**** MATERIAL FOR THE TASK ****

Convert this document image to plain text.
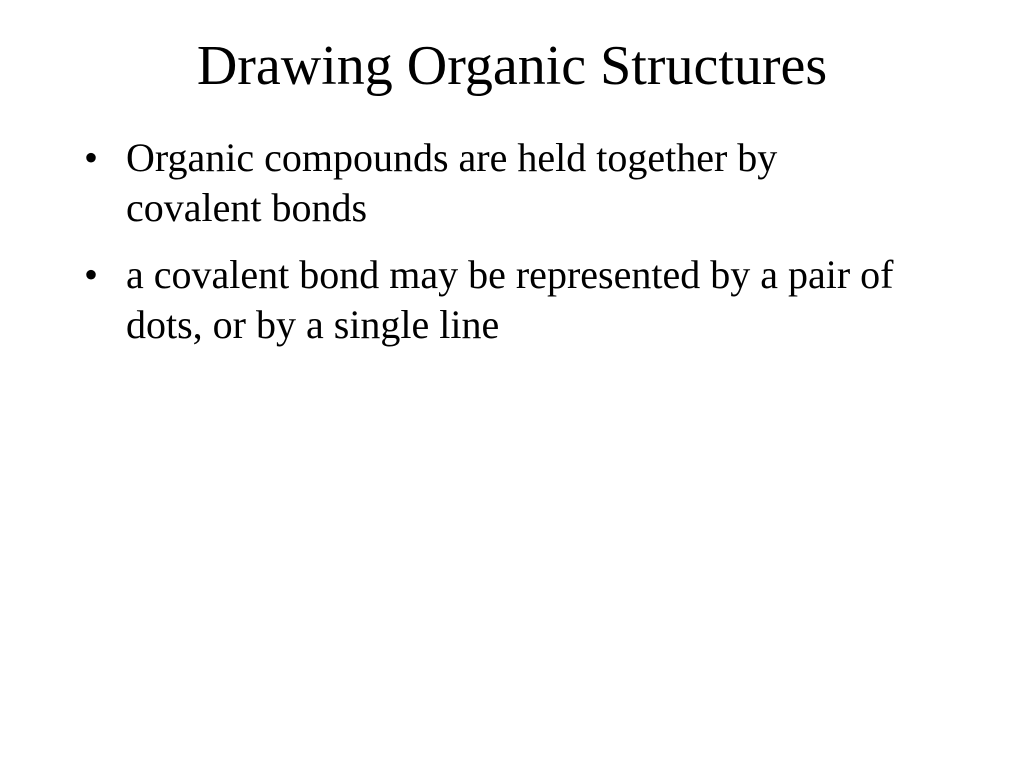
Drawing Organic Structures
• Organic compounds are held together by covalent bonds
• a covalent bond may be represented by a pair of dots, or by a single line
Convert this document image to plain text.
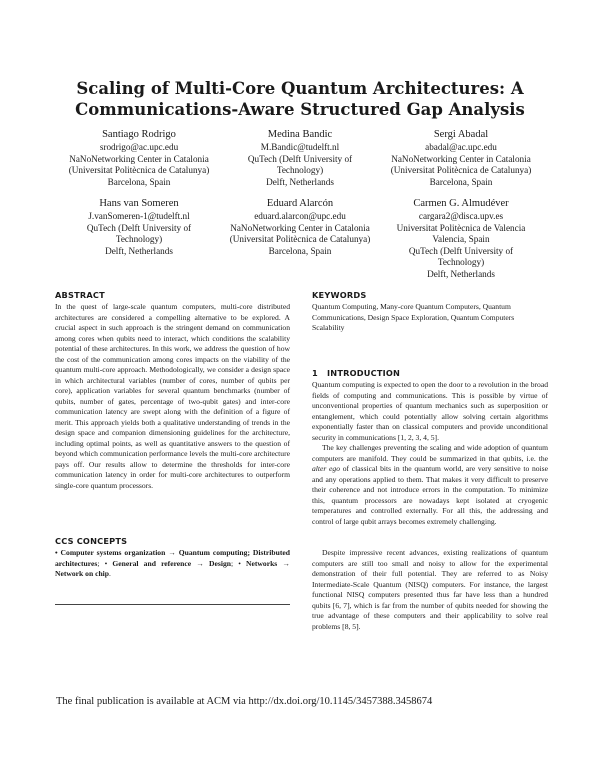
Scaling of Multi-Core Quantum Architectures: A
Communications-Aware Structured Gap Analysis
Santiago Rodrigo
srodrigo@ac.upc.edu
NaNoNetworking Center in Catalonia
(Universitat Politècnica de Catalunya)
Barcelona, Spain
Medina Bandic
M.Bandic@tudelft.nl
QuTech (Delft University of
Technology)
Delft, Netherlands
Sergi Abadal
abadal@ac.upc.edu
NaNoNetworking Center in Catalonia
(Universitat Politècnica de Catalunya)
Barcelona, Spain
Hans van Someren
J.vanSomeren-1@tudelft.nl
QuTech (Delft University of
Technology)
Delft, Netherlands
Eduard Alarcón
eduard.alarcon@upc.edu
NaNoNetworking Center in Catalonia
(Universitat Politècnica de Catalunya)
Barcelona, Spain
Carmen G. Almudéver
cargara2@disca.upv.es
Universitat Politècnica de Valencia
Valencia, Spain
QuTech (Delft University of
Technology)
Delft, Netherlands
ABSTRACT

In the quest of large-scale quantum computers, multi-core distributed architectures are considered a compelling alternative to be explored. A crucial aspect in such approach is the stringent demand on communication among cores when qubits need to interact, which conditions the scalability potential of these architectures. In this work, we address the question of how the cost of the communication among cores impacts on the viability of the quantum multi-core approach. Methodologically, we consider a design space in which architectural variables (number of cores, number of qubits per core), application variables for several quantum benchmarks (number of qubits, number of gates, percentage of two-qubit gates) and inter-core communication latency are swept along with the definition of a figure of merit. This approach yields both a qualitative understanding of trends in the design space and companion dimensioning guidelines for the architecture, including optimal points, as well as quantitative answers to the question of beyond which communication performance levels the multi-core architecture pays off. Our results allow to determine the thresholds for inter-core communication latency in order for multi-core architectures to outperform single-core quantum processors.

CCS CONCEPTS

• Computer systems organization → Quantum computing; Distributed architectures; • General and reference → Design; • Networks → Network on chip.

KEYWORDS

Quantum Computing, Many-core Quantum Computers, Quantum Communications, Design Space Exploration, Quantum Computers Scalability

1   INTRODUCTION

Quantum computing is expected to open the door to a revolution in the broad fields of computing and communications. This is possible by virtue of unconventional properties of quantum mechanics such as superposition or entanglement, which could potentially allow solving certain algorithms exponentially faster than on classical computers and provide unconditional security in communications [1, 2, 3, 4, 5].

The key challenges preventing the scaling and wide adoption of quantum computers are manifold. They could be summarized in that qubits, i.e. the alter ego of classical bits in the quantum world, are very sensitive to noise and any operations applied to them. That makes it very difficult to preserve their coherence and not introduce errors in the computation. To minimize this, quantum processors are nowadays kept isolated at cryogenic temperatures and controlled externally. For all this, the addressing and control of large qubit arrays becomes extremely challenging.

Despite impressive recent advances, existing realizations of quantum computers are still too small and noisy to allow for the experimental demonstration of their full potential. They are referred to as Noisy Intermediate-Scale Quantum (NISQ) computers. For instance, the largest functional NISQ computers presented thus far have less than a hundred qubits [6, 7], which is far from the number of qubits needed for showing the true advantage of these computers and their applicability to solve real problems [8, 5].

The final publication is available at ACM via http://dx.doi.org/10.1145/3457388.3458674
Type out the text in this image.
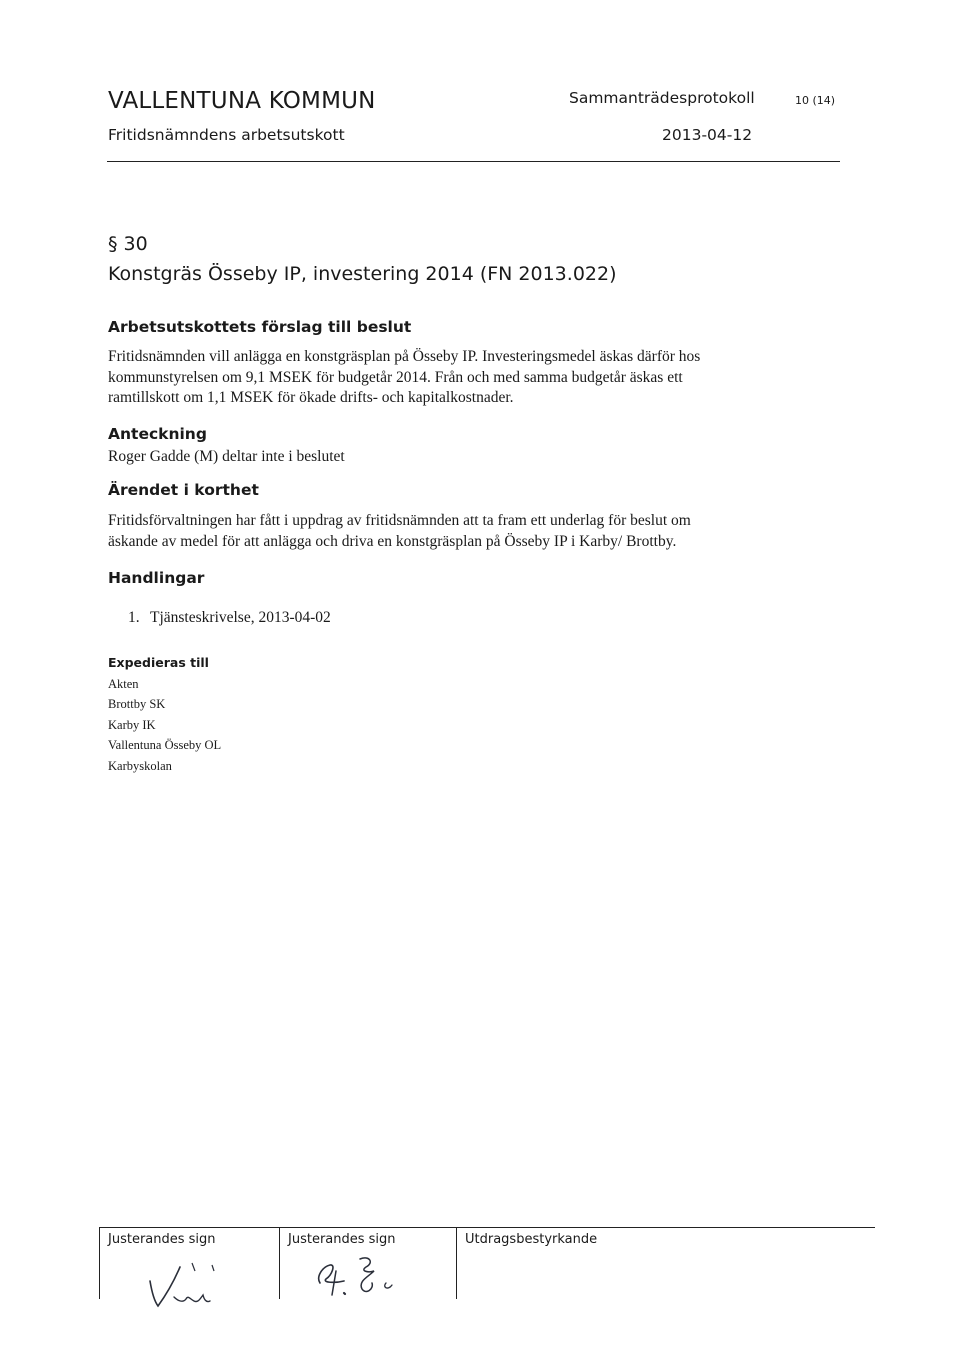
VALLENTUNA KOMMUN
Fritidsnämndens arbetsutskott
Sammanträdesprotokoll	10 (14)
2013-04-12
§ 30
Konstgräs Össeby IP, investering 2014 (FN 2013.022)
Arbetsutskottets förslag till beslut
Fritidsnämnden vill anlägga en konstgräsplan på Össeby IP. Investeringsmedel äskas därför hos
kommunstyrelsen om 9,1 MSEK för budgetår 2014. Från och med samma budgetår äskas ett
ramtillskott om 1,1 MSEK för ökade drifts- och kapitalkostnader.
Anteckning
Roger Gadde (M) deltar inte i beslutet
Ärendet i korthet
Fritidsförvaltningen har fått i uppdrag av fritidsnämnden att ta fram ett underlag för beslut om
äskande av medel för att anlägga och driva en konstgräsplan på Össeby IP i Karby/ Brottby.
Handlingar
1. Tjänsteskrivelse, 2013-04-02
Expedieras till
Akten
Brottby SK
Karby IK
Vallentuna Össeby OL
Karbyskolan
Justerandes sign	Justerandes sign	Utdragsbestyrkande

****

### REQUIREMENTS:
Keep only the lines that hold the string "konstgräsplan", and copy them out.

### THE COMPLETED TASK:
Fritidsnämnden vill anlägga en konstgräsplan på Össeby IP. Investeringsmedel äskas därför hos
äskande av medel för att anlägga och driva en konstgräsplan på Össeby IP i Karby/ Brottby.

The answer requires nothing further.